Problem details ▸ Scan the material that follows. Copy every line containing the word "JSON".
========
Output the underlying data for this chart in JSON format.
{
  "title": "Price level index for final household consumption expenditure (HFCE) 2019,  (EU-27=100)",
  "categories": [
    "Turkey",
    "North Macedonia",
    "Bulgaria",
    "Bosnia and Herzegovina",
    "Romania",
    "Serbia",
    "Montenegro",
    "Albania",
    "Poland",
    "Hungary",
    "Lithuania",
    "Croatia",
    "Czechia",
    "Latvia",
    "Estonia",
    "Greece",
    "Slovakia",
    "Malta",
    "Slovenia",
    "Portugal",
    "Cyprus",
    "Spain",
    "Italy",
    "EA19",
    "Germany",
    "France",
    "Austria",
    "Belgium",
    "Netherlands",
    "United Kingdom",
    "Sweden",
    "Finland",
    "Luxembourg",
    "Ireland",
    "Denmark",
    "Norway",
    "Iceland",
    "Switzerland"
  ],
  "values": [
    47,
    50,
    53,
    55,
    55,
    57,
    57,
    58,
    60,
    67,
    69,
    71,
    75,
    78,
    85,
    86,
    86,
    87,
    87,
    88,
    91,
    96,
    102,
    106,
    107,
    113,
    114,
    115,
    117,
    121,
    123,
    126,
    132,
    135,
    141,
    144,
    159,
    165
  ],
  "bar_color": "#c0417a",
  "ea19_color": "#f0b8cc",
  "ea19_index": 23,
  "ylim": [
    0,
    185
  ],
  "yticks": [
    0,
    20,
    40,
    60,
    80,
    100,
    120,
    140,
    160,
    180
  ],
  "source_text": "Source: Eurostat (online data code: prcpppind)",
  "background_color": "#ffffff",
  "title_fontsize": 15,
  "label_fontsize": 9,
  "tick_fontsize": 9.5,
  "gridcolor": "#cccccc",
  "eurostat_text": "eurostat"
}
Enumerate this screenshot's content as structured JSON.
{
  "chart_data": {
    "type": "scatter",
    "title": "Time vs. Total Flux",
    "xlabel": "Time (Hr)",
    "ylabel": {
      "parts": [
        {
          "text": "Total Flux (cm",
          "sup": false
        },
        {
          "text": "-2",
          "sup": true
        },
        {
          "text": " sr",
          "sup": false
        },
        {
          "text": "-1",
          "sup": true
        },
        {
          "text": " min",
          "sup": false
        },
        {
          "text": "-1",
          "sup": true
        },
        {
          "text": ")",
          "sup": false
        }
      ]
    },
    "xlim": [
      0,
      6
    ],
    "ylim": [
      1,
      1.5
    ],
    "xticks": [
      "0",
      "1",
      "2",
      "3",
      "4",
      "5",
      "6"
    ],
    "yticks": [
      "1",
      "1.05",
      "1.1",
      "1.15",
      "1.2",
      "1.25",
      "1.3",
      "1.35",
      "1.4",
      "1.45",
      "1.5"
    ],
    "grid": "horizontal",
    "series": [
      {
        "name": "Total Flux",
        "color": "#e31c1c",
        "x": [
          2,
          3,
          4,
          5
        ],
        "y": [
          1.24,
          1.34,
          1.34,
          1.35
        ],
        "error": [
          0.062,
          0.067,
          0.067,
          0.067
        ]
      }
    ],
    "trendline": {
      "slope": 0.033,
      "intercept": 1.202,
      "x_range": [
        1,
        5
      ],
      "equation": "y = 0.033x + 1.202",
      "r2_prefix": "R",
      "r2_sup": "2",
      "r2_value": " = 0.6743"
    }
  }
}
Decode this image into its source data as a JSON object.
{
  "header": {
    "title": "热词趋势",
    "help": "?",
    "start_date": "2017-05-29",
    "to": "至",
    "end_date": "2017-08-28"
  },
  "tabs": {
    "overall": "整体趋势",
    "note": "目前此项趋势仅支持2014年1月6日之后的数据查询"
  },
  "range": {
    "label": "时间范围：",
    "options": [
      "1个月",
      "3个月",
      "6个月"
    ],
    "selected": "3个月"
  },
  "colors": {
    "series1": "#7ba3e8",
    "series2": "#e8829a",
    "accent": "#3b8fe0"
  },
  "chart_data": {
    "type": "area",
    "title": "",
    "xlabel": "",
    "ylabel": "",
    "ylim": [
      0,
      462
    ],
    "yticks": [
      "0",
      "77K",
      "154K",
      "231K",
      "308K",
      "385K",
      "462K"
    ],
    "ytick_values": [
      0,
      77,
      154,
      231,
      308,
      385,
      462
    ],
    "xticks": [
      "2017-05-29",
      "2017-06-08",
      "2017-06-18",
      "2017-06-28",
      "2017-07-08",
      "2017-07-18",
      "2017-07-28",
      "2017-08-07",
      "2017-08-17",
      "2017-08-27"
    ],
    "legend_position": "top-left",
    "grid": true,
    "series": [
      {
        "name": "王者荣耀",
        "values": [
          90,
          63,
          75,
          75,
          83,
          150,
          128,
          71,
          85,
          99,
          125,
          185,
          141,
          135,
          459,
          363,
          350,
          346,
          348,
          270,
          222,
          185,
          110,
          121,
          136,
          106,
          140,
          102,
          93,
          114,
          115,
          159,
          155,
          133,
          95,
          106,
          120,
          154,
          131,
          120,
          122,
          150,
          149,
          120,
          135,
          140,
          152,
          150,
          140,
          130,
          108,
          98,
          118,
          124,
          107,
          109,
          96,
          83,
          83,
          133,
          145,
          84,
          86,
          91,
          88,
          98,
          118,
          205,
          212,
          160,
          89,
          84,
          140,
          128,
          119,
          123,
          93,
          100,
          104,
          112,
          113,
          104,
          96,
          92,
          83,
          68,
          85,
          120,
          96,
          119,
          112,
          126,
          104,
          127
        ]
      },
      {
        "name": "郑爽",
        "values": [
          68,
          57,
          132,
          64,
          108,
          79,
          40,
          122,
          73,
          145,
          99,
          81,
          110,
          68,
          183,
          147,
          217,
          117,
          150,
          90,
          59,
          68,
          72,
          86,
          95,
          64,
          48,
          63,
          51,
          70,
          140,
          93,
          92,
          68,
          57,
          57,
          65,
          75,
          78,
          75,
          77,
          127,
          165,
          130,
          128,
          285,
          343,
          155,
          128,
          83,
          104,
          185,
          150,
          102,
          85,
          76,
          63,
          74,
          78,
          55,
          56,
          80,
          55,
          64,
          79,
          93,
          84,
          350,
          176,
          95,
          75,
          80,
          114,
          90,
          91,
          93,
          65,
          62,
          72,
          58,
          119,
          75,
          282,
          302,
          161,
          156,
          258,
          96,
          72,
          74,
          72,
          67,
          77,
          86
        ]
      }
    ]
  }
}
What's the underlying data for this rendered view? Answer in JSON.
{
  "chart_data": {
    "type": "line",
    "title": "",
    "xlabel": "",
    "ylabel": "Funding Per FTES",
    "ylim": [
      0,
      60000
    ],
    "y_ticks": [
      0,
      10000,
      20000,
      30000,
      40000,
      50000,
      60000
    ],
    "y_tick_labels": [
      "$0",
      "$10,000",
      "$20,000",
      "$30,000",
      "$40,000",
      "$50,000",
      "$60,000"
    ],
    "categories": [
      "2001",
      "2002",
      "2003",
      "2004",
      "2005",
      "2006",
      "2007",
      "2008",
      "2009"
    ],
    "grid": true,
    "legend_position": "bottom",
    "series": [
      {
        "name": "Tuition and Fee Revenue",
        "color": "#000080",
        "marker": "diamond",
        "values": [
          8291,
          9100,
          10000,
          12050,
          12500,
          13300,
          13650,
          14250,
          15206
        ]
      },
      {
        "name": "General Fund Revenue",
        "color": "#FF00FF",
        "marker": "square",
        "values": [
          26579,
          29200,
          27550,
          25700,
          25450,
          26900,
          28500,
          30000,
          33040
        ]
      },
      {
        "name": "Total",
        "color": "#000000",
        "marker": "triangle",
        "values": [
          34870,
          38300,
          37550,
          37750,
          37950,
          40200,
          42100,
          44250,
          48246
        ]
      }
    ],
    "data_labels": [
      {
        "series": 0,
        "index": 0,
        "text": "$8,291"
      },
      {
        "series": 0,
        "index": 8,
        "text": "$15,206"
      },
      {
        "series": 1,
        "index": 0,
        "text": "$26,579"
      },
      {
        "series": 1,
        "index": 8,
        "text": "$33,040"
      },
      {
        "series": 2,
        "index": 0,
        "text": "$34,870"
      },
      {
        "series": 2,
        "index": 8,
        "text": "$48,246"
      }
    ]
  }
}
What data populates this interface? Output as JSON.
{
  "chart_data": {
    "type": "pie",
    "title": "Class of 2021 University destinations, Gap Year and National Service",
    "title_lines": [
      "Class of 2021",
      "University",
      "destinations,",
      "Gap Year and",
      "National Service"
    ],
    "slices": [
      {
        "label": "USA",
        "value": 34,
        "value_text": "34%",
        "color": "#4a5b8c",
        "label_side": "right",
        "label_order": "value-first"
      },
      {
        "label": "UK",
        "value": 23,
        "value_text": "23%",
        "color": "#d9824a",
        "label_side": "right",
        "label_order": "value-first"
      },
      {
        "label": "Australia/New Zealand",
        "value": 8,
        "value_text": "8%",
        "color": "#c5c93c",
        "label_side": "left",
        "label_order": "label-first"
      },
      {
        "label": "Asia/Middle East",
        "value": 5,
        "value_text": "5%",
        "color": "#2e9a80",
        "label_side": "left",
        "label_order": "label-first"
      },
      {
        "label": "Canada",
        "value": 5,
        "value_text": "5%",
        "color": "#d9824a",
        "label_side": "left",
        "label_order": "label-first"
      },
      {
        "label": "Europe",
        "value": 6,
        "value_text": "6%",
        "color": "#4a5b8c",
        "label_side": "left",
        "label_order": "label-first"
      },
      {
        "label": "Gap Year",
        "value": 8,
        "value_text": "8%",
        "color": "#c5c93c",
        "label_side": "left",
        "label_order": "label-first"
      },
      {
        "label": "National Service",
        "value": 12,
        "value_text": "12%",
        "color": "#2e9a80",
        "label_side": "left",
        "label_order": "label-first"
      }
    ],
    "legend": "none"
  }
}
========
Exercise solution ▸
Output the underlying data for this chart in JSON format.
Enumerate this screenshot's content as structured JSON.
Decode this image into its source data as a JSON object.
What's the underlying data for this rendered view? Answer in JSON.
What data populates this interface? Output as JSON.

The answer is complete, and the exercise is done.